## Problem
Reproduce each line that includes the word "autres".

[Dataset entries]
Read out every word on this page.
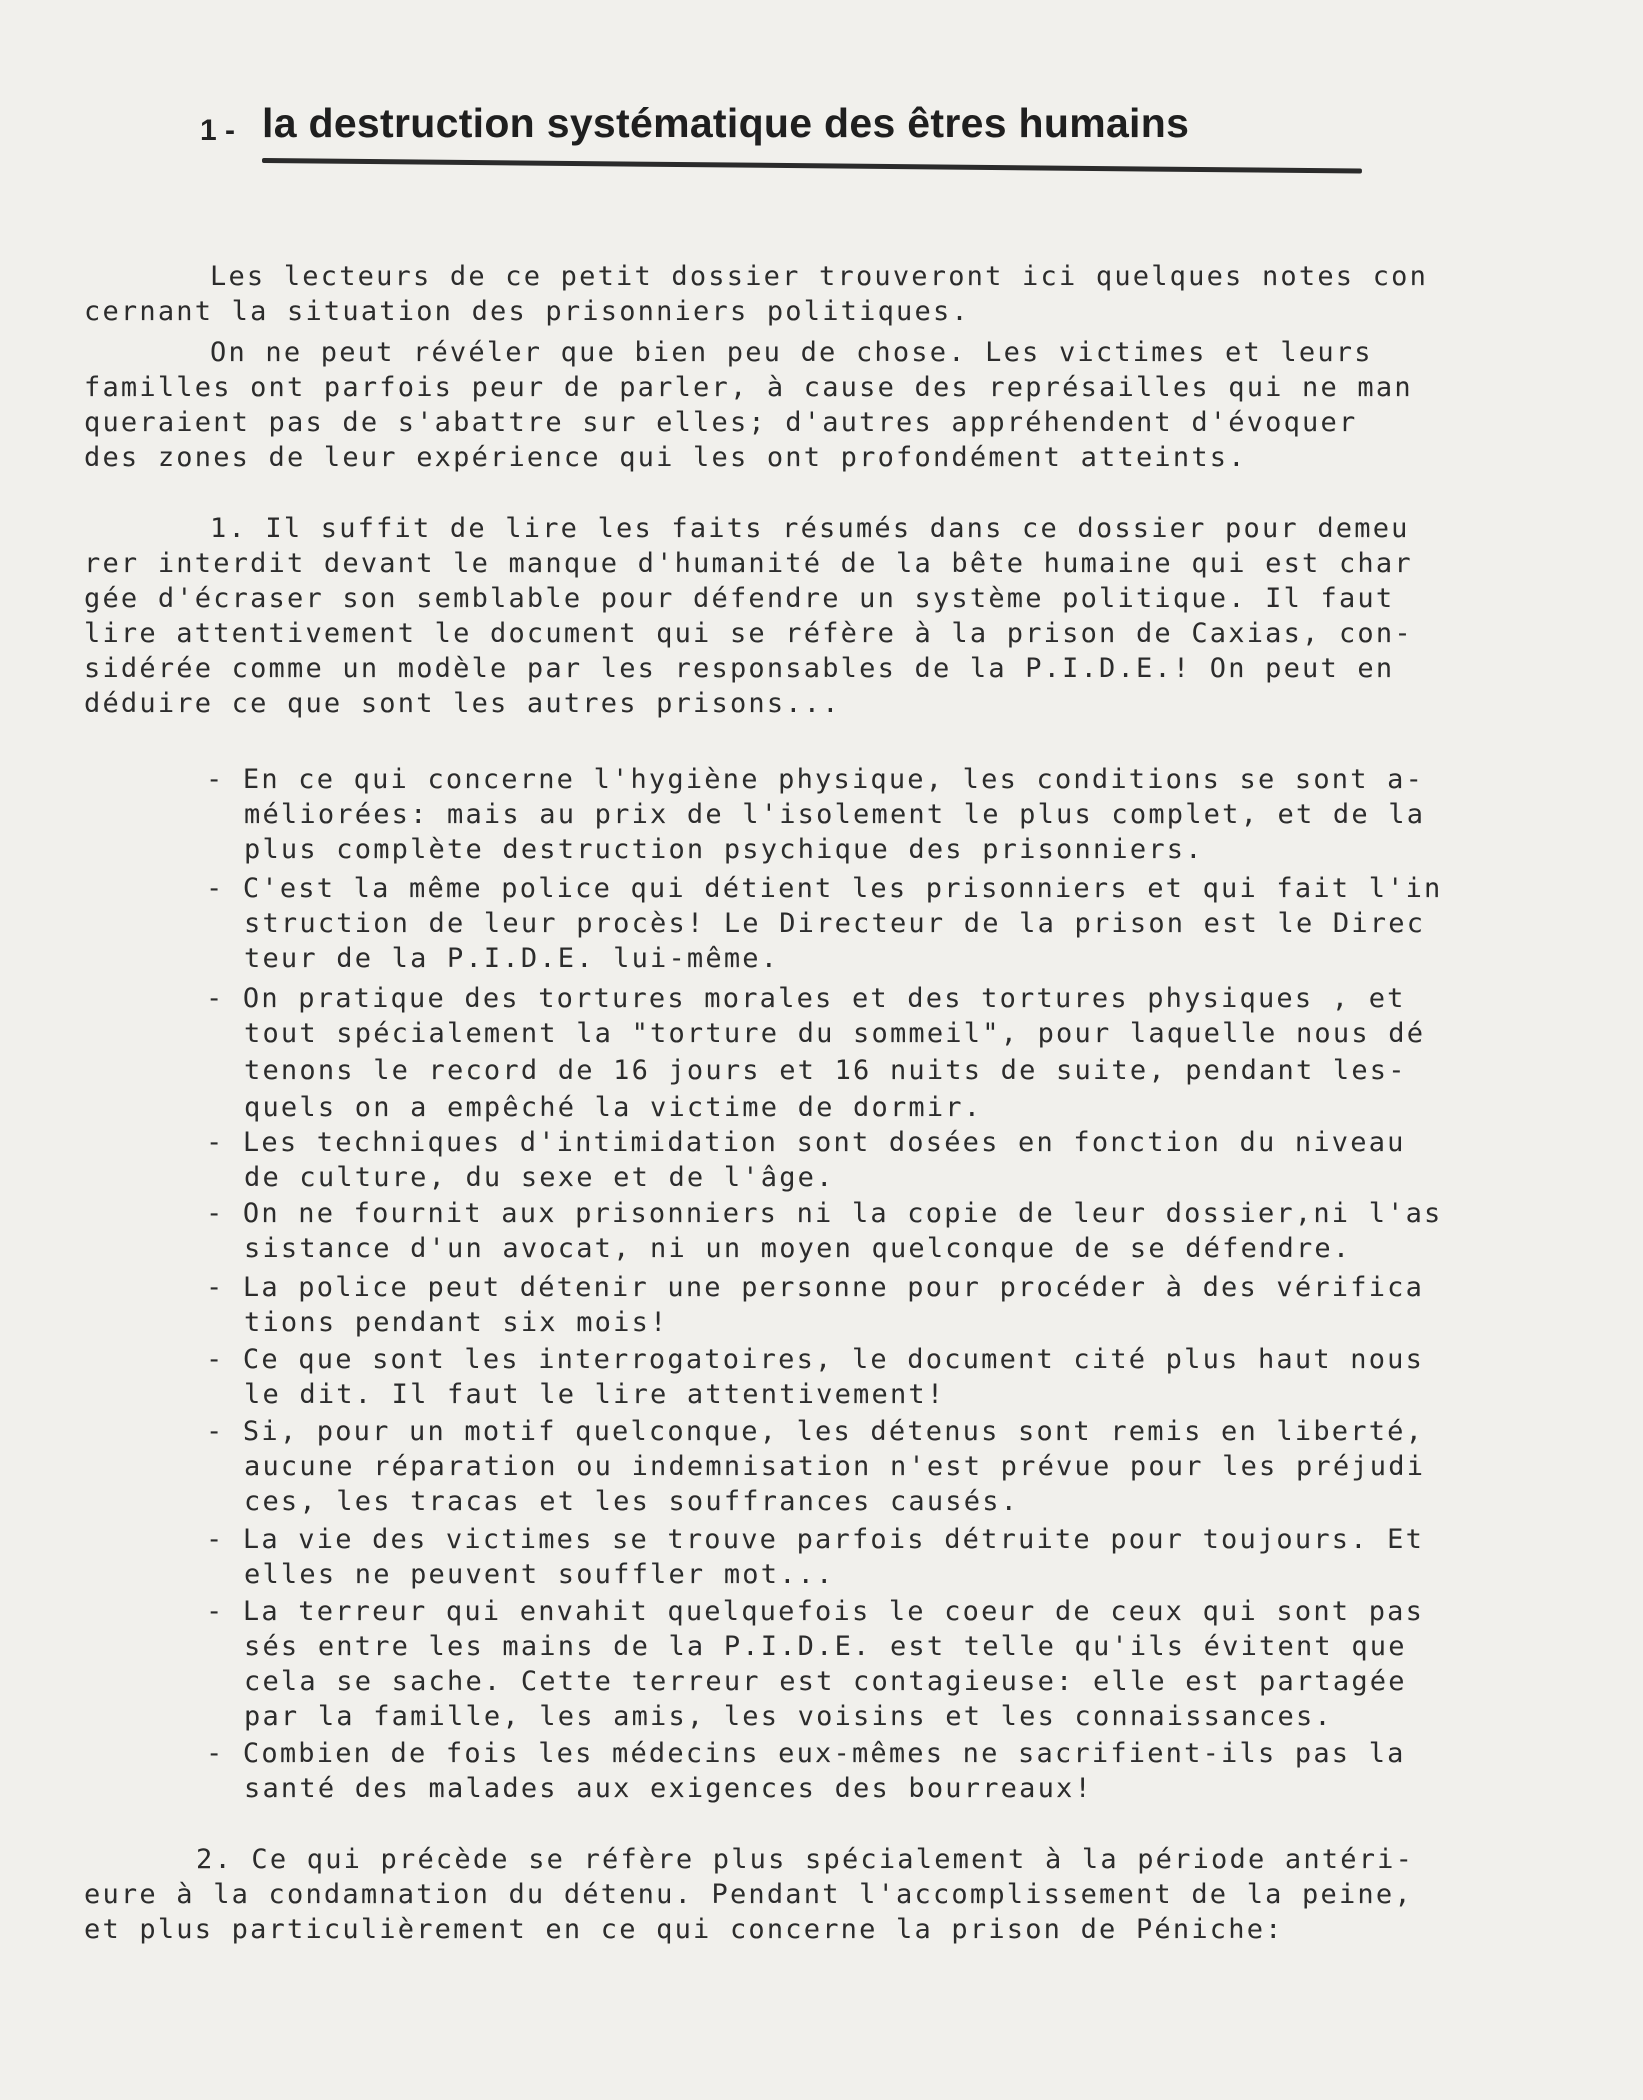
1 - la destruction systématique des êtres humains
Les lecteurs de ce petit dossier trouveront ici quelques notes con
cernant la situation des prisonniers politiques.
On ne peut révéler que bien peu de chose. Les victimes et leurs
familles ont parfois peur de parler, à cause des représailles qui ne man
queraient pas de s'abattre sur elles; d'autres appréhendent d'évoquer
des zones de leur expérience qui les ont profondément atteints.
1. Il suffit de lire les faits résumés dans ce dossier pour demeu
rer interdit devant le manque d'humanité de la bête humaine qui est char
gée d'écraser son semblable pour défendre un système politique. Il faut
lire attentivement le document qui se réfère à la prison de Caxias, con-
sidérée comme un modèle par les responsables de la P.I.D.E.! On peut en
déduire ce que sont les autres prisons...
- En ce qui concerne l'hygiène physique, les conditions se sont a-
méliorées: mais au prix de l'isolement le plus complet, et de la
plus complète destruction psychique des prisonniers.
- C'est la même police qui détient les prisonniers et qui fait l'in
struction de leur procès! Le Directeur de la prison est le Direc
teur de la P.I.D.E. lui-même.
- On pratique des tortures morales et des tortures physiques , et
tout spécialement la "torture du sommeil", pour laquelle nous dé
tenons le record de 16 jours et 16 nuits de suite, pendant les-
quels on a empêché la victime de dormir.
- Les techniques d'intimidation sont dosées en fonction du niveau
de culture, du sexe et de l'âge.
- On ne fournit aux prisonniers ni la copie de leur dossier,ni l'as
sistance d'un avocat, ni un moyen quelconque de se défendre.
- La police peut détenir une personne pour procéder à des vérifica
tions pendant six mois!
- Ce que sont les interrogatoires, le document cité plus haut nous
le dit. Il faut le lire attentivement!
- Si, pour un motif quelconque, les détenus sont remis en liberté,
aucune réparation ou indemnisation n'est prévue pour les préjudi
ces, les tracas et les souffrances causés.
- La vie des victimes se trouve parfois détruite pour toujours. Et
elles ne peuvent souffler mot...
- La terreur qui envahit quelquefois le coeur de ceux qui sont pas
sés entre les mains de la P.I.D.E. est telle qu'ils évitent que
cela se sache. Cette terreur est contagieuse: elle est partagée
par la famille, les amis, les voisins et les connaissances.
- Combien de fois les médecins eux-mêmes ne sacrifient-ils pas la
santé des malades aux exigences des bourreaux!
2. Ce qui précède se réfère plus spécialement à la période antéri-
eure à la condamnation du détenu. Pendant l'accomplissement de la peine,
et plus particulièrement en ce qui concerne la prison de Péniche:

## Output
queraient pas de s'abattre sur elles; d'autres appréhendent d'évoquer
déduire ce que sont les autres prisons...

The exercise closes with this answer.